◆ TASK DETAILS
Write out all lines holding the word "class".

(Extracted records)
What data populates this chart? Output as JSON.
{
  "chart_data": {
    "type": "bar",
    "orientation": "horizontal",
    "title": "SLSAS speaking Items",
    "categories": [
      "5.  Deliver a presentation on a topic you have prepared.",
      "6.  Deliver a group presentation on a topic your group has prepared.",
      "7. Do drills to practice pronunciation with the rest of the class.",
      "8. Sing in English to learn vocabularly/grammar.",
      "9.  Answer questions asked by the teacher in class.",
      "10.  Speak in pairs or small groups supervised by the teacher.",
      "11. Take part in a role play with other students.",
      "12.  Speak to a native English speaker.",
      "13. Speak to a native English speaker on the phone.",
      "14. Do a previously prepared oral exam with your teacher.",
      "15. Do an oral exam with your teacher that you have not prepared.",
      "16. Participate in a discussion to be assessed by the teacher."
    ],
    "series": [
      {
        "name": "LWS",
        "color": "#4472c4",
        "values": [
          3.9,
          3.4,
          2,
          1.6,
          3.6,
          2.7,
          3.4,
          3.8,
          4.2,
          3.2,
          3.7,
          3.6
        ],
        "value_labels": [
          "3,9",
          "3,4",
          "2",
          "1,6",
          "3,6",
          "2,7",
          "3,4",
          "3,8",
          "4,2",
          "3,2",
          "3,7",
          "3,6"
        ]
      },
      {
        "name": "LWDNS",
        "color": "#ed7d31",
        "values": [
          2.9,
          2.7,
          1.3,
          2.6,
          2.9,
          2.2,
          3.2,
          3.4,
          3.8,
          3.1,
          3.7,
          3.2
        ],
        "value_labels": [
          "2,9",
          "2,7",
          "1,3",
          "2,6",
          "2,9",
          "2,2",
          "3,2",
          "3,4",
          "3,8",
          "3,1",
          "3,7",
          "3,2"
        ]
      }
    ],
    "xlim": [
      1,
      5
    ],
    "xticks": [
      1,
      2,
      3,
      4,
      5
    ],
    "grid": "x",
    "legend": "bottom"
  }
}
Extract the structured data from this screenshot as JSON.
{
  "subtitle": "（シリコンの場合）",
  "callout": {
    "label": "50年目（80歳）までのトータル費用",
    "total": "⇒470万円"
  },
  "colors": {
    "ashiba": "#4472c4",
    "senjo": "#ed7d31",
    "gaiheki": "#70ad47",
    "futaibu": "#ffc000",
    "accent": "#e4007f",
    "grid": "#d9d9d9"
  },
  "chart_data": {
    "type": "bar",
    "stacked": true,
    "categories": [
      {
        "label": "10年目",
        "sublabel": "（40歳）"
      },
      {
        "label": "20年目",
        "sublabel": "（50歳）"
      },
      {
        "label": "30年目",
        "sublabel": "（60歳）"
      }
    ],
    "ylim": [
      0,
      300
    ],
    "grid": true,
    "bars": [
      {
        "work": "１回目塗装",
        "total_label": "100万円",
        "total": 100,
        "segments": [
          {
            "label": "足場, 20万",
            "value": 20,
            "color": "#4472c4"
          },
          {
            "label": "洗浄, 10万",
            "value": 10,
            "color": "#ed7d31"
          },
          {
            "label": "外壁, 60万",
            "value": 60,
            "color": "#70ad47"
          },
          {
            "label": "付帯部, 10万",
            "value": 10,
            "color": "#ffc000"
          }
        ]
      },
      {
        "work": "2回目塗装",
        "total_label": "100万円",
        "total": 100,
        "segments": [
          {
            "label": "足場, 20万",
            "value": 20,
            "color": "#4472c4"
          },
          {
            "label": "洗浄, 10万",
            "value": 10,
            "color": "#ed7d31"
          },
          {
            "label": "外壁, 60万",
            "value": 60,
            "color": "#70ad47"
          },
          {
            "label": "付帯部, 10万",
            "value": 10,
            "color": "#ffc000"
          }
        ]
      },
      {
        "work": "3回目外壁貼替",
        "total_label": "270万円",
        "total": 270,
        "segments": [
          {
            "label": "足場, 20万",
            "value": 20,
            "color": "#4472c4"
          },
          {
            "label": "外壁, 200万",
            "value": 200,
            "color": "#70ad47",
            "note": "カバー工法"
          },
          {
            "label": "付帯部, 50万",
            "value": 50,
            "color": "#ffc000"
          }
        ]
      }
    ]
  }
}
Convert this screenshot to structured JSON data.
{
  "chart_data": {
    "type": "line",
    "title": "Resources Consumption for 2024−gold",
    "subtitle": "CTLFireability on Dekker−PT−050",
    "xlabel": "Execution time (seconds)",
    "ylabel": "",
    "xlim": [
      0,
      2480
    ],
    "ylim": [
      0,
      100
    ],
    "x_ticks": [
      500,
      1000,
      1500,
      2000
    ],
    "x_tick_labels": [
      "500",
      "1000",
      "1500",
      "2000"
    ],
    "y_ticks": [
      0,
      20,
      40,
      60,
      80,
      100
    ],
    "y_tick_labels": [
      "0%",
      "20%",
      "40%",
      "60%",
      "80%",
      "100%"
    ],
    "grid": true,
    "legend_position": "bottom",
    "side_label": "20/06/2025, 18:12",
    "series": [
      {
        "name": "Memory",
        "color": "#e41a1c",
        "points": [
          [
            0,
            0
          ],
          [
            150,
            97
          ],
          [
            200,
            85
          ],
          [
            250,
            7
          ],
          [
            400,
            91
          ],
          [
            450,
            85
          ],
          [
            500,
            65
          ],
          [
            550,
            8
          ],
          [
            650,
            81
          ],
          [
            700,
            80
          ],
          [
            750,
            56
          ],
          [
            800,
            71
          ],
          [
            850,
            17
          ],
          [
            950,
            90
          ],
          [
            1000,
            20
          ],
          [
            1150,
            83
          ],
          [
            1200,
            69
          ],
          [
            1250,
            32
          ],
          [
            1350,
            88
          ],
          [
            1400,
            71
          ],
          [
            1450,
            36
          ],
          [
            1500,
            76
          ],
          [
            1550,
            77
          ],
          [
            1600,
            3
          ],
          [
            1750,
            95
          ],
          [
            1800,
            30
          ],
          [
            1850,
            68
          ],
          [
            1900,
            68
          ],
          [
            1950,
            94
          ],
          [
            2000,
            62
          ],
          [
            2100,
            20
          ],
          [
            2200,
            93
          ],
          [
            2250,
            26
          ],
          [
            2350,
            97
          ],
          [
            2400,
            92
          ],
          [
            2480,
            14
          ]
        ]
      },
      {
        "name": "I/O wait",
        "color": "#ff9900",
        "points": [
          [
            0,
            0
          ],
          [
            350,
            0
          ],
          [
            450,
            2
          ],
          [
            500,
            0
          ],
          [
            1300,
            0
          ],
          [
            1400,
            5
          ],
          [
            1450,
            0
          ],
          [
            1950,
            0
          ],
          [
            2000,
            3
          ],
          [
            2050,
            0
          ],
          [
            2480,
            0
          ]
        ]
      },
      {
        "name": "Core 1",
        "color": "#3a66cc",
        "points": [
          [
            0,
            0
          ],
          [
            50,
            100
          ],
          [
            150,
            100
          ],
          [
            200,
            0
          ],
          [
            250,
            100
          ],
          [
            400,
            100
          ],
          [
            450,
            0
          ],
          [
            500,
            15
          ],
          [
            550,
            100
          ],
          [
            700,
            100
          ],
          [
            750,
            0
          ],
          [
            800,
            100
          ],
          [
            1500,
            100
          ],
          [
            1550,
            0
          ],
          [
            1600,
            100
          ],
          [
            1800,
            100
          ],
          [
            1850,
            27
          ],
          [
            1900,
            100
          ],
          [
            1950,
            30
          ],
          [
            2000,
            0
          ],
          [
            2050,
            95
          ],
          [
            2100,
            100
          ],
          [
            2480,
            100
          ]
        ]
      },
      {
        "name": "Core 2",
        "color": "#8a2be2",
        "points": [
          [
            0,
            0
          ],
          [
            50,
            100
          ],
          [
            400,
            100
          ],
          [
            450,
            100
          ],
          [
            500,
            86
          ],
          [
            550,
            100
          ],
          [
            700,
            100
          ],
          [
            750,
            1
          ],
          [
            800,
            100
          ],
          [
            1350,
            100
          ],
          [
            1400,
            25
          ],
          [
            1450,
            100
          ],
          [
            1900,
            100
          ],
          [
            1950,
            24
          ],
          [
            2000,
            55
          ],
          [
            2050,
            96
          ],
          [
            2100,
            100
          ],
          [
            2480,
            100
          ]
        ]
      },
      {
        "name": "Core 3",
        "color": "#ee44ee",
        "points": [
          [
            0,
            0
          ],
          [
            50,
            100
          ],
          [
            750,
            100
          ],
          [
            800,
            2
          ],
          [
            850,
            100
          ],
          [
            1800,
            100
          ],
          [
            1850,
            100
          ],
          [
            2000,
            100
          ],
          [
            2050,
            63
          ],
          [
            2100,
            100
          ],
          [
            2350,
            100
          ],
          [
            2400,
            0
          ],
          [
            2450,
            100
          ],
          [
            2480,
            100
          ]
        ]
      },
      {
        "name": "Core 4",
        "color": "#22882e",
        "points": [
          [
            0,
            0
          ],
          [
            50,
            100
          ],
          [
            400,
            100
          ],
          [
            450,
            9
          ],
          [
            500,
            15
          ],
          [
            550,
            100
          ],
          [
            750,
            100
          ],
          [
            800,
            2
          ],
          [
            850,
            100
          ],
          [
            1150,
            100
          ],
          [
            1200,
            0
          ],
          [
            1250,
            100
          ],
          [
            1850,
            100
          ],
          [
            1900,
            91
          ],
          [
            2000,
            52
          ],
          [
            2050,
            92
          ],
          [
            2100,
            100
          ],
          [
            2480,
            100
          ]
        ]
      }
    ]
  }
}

◆ RESULT
      "7. Do drills to practice pronunciation with the rest of the class.",
      "9.  Answer questions asked by the teacher in class.",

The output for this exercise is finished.